-- start of Material shown --

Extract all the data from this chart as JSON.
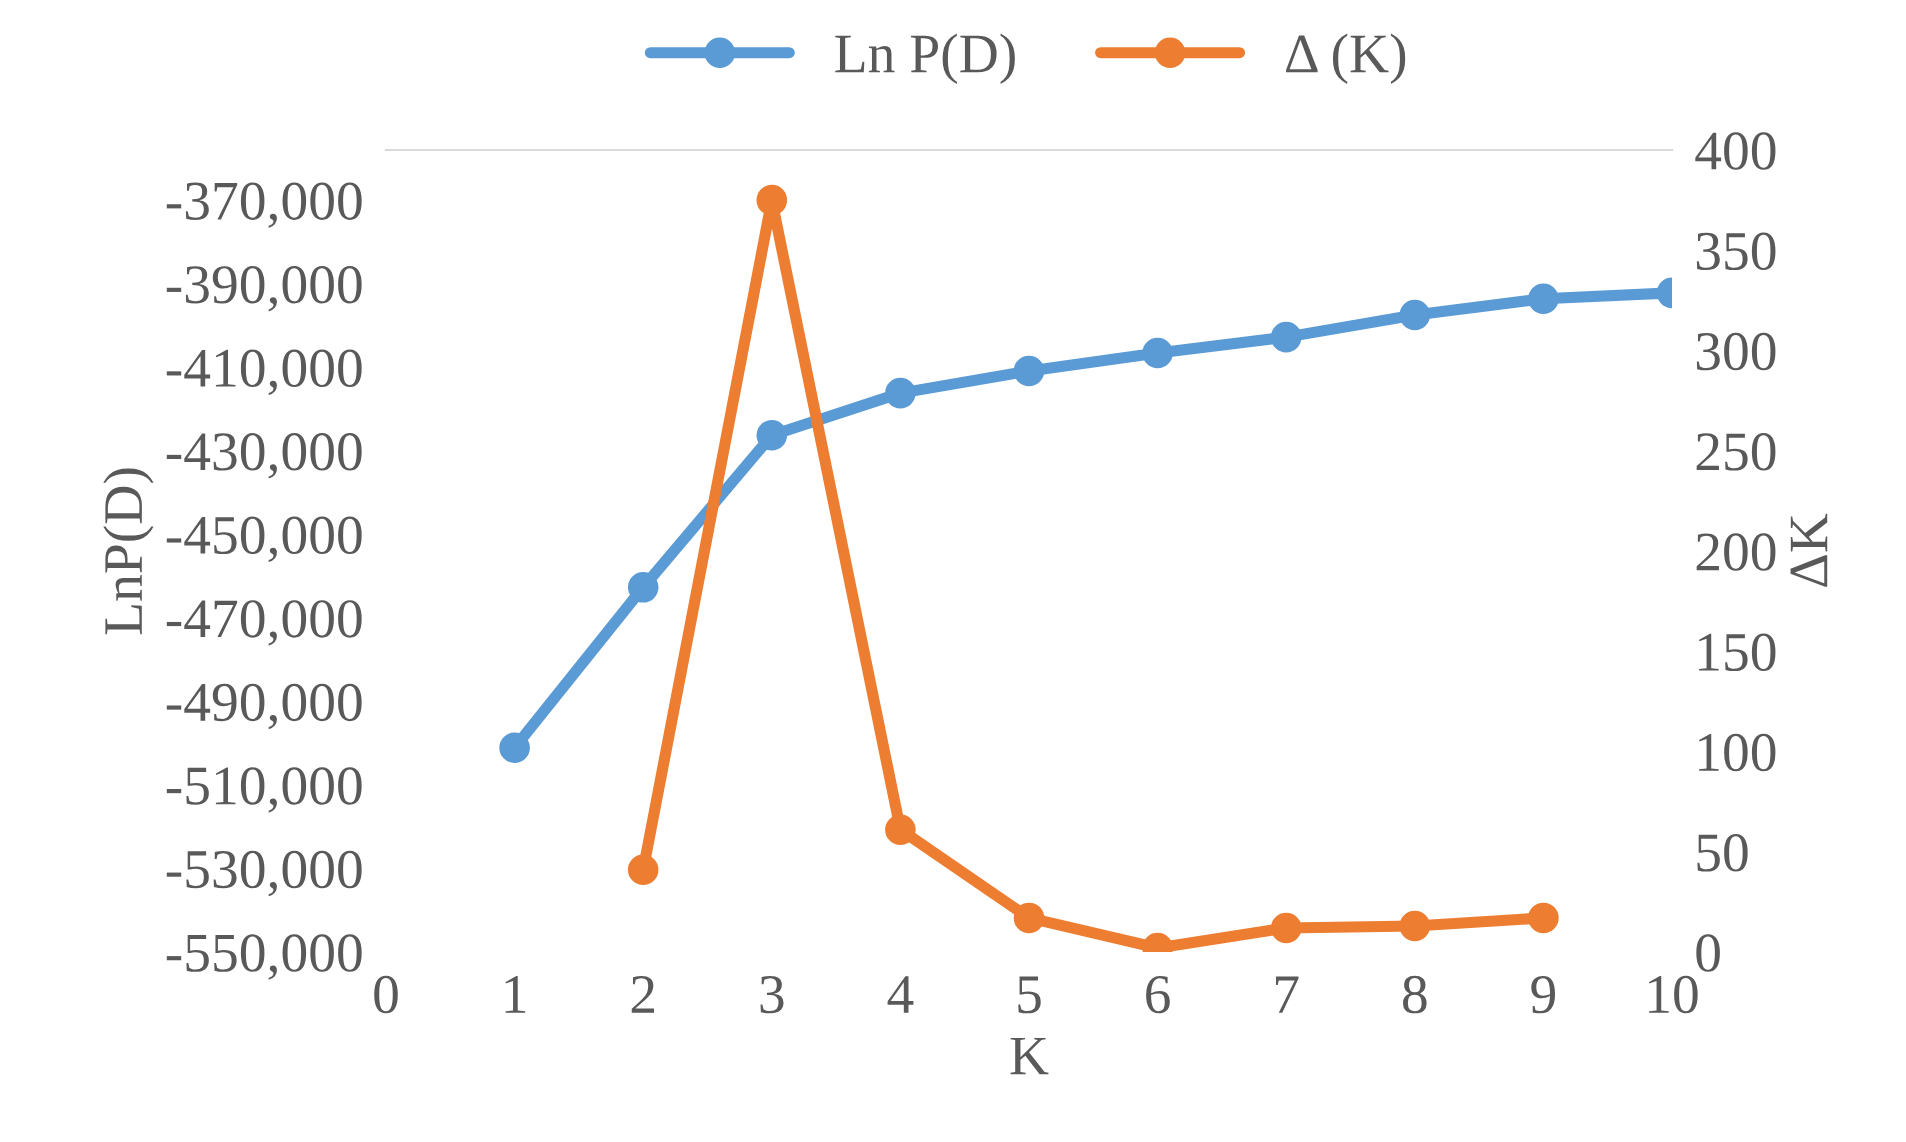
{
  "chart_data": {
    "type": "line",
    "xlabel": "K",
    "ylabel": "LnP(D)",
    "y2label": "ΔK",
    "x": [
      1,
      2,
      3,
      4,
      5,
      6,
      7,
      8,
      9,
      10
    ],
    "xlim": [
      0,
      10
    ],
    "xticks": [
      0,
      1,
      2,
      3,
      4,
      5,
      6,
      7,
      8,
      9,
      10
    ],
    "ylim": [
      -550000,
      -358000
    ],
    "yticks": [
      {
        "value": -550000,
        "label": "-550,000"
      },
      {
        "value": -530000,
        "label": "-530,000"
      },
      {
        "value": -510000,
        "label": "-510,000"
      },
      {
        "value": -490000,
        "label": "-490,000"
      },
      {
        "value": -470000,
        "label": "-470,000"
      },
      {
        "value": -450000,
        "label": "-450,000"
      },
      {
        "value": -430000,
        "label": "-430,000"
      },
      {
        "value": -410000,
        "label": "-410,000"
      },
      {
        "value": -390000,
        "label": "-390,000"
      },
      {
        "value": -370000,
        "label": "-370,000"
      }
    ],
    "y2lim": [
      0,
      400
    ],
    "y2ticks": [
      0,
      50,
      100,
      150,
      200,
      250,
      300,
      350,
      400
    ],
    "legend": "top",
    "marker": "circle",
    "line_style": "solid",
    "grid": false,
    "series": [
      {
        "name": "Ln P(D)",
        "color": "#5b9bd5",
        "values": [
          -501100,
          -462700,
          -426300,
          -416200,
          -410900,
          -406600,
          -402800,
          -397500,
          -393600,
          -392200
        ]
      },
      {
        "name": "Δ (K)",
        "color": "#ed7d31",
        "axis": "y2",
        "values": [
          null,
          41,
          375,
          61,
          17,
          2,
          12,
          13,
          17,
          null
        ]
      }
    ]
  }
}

-- end of Material shown --

▸ **Task goal**:
Reproduce all of the data exactly; the pictures do not belong in the copy.

▸ **Solution to this exercise**:
Extract all the data from this chart as JSON.
{
  "chart_data": {
    "type": "line",
    "xlabel": "K",
    "ylabel": "LnP(D)",
    "y2label": "ΔK",
    "x": [
      1,
      2,
      3,
      4,
      5,
      6,
      7,
      8,
      9,
      10
    ],
    "xlim": [
      0,
      10
    ],
    "xticks": [
      0,
      1,
      2,
      3,
      4,
      5,
      6,
      7,
      8,
      9,
      10
    ],
    "ylim": [
      -550000,
      -358000
    ],
    "yticks": [
      {
        "value": -550000,
        "label": "-550,000"
      },
      {
        "value": -530000,
        "label": "-530,000"
      },
      {
        "value": -510000,
        "label": "-510,000"
      },
      {
        "value": -490000,
        "label": "-490,000"
      },
      {
        "value": -470000,
        "label": "-470,000"
      },
      {
        "value": -450000,
        "label": "-450,000"
      },
      {
        "value": -430000,
        "label": "-430,000"
      },
      {
        "value": -410000,
        "label": "-410,000"
      },
      {
        "value": -390000,
        "label": "-390,000"
      },
      {
        "value": -370000,
        "label": "-370,000"
      }
    ],
    "y2lim": [
      0,
      400
    ],
    "y2ticks": [
      0,
      50,
      100,
      150,
      200,
      250,
      300,
      350,
      400
    ],
    "legend": "top",
    "marker": "circle",
    "line_style": "solid",
    "grid": false,
    "series": [
      {
        "name": "Ln P(D)",
        "color": "#5b9bd5",
        "values": [
          -501100,
          -462700,
          -426300,
          -416200,
          -410900,
          -406600,
          -402800,
          -397500,
          -393600,
          -392200
        ]
      },
      {
        "name": "Δ (K)",
        "color": "#ed7d31",
        "axis": "y2",
        "values": [
          null,
          41,
          375,
          61,
          17,
          2,
          12,
          13,
          17,
          null
        ]
      }
    ]
  }
}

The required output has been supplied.